# START OF Excerpted records
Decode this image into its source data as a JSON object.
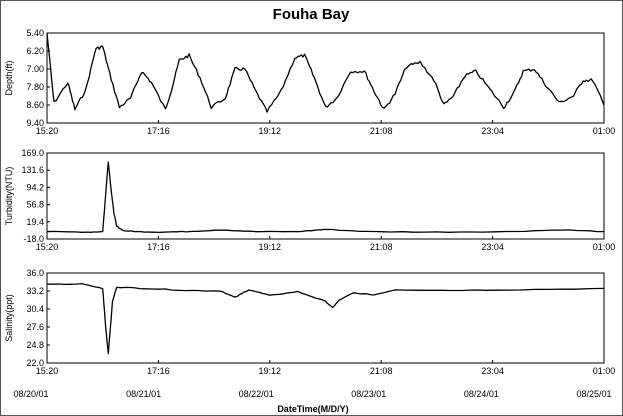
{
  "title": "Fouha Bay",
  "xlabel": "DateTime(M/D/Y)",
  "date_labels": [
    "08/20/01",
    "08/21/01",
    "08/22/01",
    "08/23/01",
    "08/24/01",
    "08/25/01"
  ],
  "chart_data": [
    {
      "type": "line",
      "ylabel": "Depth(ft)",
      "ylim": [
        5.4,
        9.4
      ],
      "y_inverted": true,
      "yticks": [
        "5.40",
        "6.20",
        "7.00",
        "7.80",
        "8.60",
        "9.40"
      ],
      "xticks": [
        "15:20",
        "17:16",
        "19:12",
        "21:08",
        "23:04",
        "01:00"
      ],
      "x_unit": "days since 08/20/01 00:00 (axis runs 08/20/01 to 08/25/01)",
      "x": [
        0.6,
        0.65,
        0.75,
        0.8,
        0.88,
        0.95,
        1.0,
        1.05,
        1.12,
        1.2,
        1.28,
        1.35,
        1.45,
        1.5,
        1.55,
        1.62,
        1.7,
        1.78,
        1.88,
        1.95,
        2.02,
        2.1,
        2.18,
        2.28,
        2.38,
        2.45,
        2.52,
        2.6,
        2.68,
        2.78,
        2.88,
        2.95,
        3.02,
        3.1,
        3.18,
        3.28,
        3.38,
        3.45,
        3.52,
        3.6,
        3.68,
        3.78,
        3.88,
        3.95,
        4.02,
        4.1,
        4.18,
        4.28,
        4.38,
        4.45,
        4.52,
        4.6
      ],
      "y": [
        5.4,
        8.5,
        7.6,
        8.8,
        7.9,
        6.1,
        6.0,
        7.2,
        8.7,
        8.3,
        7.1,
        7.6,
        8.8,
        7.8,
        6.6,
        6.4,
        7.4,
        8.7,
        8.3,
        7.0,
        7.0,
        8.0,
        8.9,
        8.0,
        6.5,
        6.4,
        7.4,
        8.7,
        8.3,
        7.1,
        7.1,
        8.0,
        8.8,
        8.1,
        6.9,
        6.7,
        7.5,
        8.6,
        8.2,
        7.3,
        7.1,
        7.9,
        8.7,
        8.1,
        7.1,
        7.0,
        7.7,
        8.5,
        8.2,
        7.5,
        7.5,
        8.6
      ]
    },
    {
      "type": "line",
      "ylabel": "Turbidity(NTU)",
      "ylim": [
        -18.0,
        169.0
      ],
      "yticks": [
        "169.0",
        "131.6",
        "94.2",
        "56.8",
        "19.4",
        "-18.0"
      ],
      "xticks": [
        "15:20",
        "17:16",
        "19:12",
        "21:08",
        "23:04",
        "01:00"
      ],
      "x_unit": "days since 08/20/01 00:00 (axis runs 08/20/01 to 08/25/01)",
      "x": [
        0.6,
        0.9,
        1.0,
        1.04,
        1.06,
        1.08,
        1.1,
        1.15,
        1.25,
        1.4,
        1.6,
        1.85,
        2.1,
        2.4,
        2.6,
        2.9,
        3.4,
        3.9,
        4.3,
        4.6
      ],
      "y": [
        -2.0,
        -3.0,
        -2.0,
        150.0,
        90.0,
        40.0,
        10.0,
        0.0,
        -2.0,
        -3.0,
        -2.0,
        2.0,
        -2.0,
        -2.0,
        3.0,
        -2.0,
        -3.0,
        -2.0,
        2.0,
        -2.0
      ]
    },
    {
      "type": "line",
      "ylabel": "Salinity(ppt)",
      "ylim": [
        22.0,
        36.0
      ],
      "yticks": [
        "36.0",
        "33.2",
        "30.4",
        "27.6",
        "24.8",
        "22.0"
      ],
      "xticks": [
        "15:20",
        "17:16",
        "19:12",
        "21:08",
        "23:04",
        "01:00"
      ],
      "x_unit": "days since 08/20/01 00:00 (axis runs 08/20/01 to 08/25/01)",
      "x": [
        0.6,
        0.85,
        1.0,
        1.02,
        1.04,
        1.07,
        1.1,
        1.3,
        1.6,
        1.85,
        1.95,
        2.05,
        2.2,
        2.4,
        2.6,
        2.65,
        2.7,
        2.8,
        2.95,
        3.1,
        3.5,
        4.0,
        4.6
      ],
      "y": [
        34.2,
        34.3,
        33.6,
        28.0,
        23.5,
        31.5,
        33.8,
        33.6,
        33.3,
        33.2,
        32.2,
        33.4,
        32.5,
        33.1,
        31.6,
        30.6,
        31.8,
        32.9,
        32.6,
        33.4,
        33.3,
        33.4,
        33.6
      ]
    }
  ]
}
# END OF Excerpted records
With the pictures left out, transcribe the material exactly.

» **Finished answer**:
Decode this image into its source data as a JSON object.
{
  "title": "Fouha Bay",
  "xlabel": "DateTime(M/D/Y)",
  "date_labels": [
    "08/20/01",
    "08/21/01",
    "08/22/01",
    "08/23/01",
    "08/24/01",
    "08/25/01"
  ],
  "chart_data": [
    {
      "type": "line",
      "ylabel": "Depth(ft)",
      "ylim": [
        5.4,
        9.4
      ],
      "y_inverted": true,
      "yticks": [
        "5.40",
        "6.20",
        "7.00",
        "7.80",
        "8.60",
        "9.40"
      ],
      "xticks": [
        "15:20",
        "17:16",
        "19:12",
        "21:08",
        "23:04",
        "01:00"
      ],
      "x_unit": "days since 08/20/01 00:00 (axis runs 08/20/01 to 08/25/01)",
      "x": [
        0.6,
        0.65,
        0.75,
        0.8,
        0.88,
        0.95,
        1.0,
        1.05,
        1.12,
        1.2,
        1.28,
        1.35,
        1.45,
        1.5,
        1.55,
        1.62,
        1.7,
        1.78,
        1.88,
        1.95,
        2.02,
        2.1,
        2.18,
        2.28,
        2.38,
        2.45,
        2.52,
        2.6,
        2.68,
        2.78,
        2.88,
        2.95,
        3.02,
        3.1,
        3.18,
        3.28,
        3.38,
        3.45,
        3.52,
        3.6,
        3.68,
        3.78,
        3.88,
        3.95,
        4.02,
        4.1,
        4.18,
        4.28,
        4.38,
        4.45,
        4.52,
        4.6
      ],
      "y": [
        5.4,
        8.5,
        7.6,
        8.8,
        7.9,
        6.1,
        6.0,
        7.2,
        8.7,
        8.3,
        7.1,
        7.6,
        8.8,
        7.8,
        6.6,
        6.4,
        7.4,
        8.7,
        8.3,
        7.0,
        7.0,
        8.0,
        8.9,
        8.0,
        6.5,
        6.4,
        7.4,
        8.7,
        8.3,
        7.1,
        7.1,
        8.0,
        8.8,
        8.1,
        6.9,
        6.7,
        7.5,
        8.6,
        8.2,
        7.3,
        7.1,
        7.9,
        8.7,
        8.1,
        7.1,
        7.0,
        7.7,
        8.5,
        8.2,
        7.5,
        7.5,
        8.6
      ]
    },
    {
      "type": "line",
      "ylabel": "Turbidity(NTU)",
      "ylim": [
        -18.0,
        169.0
      ],
      "yticks": [
        "169.0",
        "131.6",
        "94.2",
        "56.8",
        "19.4",
        "-18.0"
      ],
      "xticks": [
        "15:20",
        "17:16",
        "19:12",
        "21:08",
        "23:04",
        "01:00"
      ],
      "x_unit": "days since 08/20/01 00:00 (axis runs 08/20/01 to 08/25/01)",
      "x": [
        0.6,
        0.9,
        1.0,
        1.04,
        1.06,
        1.08,
        1.1,
        1.15,
        1.25,
        1.4,
        1.6,
        1.85,
        2.1,
        2.4,
        2.6,
        2.9,
        3.4,
        3.9,
        4.3,
        4.6
      ],
      "y": [
        -2.0,
        -3.0,
        -2.0,
        150.0,
        90.0,
        40.0,
        10.0,
        0.0,
        -2.0,
        -3.0,
        -2.0,
        2.0,
        -2.0,
        -2.0,
        3.0,
        -2.0,
        -3.0,
        -2.0,
        2.0,
        -2.0
      ]
    },
    {
      "type": "line",
      "ylabel": "Salinity(ppt)",
      "ylim": [
        22.0,
        36.0
      ],
      "yticks": [
        "36.0",
        "33.2",
        "30.4",
        "27.6",
        "24.8",
        "22.0"
      ],
      "xticks": [
        "15:20",
        "17:16",
        "19:12",
        "21:08",
        "23:04",
        "01:00"
      ],
      "x_unit": "days since 08/20/01 00:00 (axis runs 08/20/01 to 08/25/01)",
      "x": [
        0.6,
        0.85,
        1.0,
        1.02,
        1.04,
        1.07,
        1.1,
        1.3,
        1.6,
        1.85,
        1.95,
        2.05,
        2.2,
        2.4,
        2.6,
        2.65,
        2.7,
        2.8,
        2.95,
        3.1,
        3.5,
        4.0,
        4.6
      ],
      "y": [
        34.2,
        34.3,
        33.6,
        28.0,
        23.5,
        31.5,
        33.8,
        33.6,
        33.3,
        33.2,
        32.2,
        33.4,
        32.5,
        33.1,
        31.6,
        30.6,
        31.8,
        32.9,
        32.6,
        33.4,
        33.3,
        33.4,
        33.6
      ]
    }
  ]
}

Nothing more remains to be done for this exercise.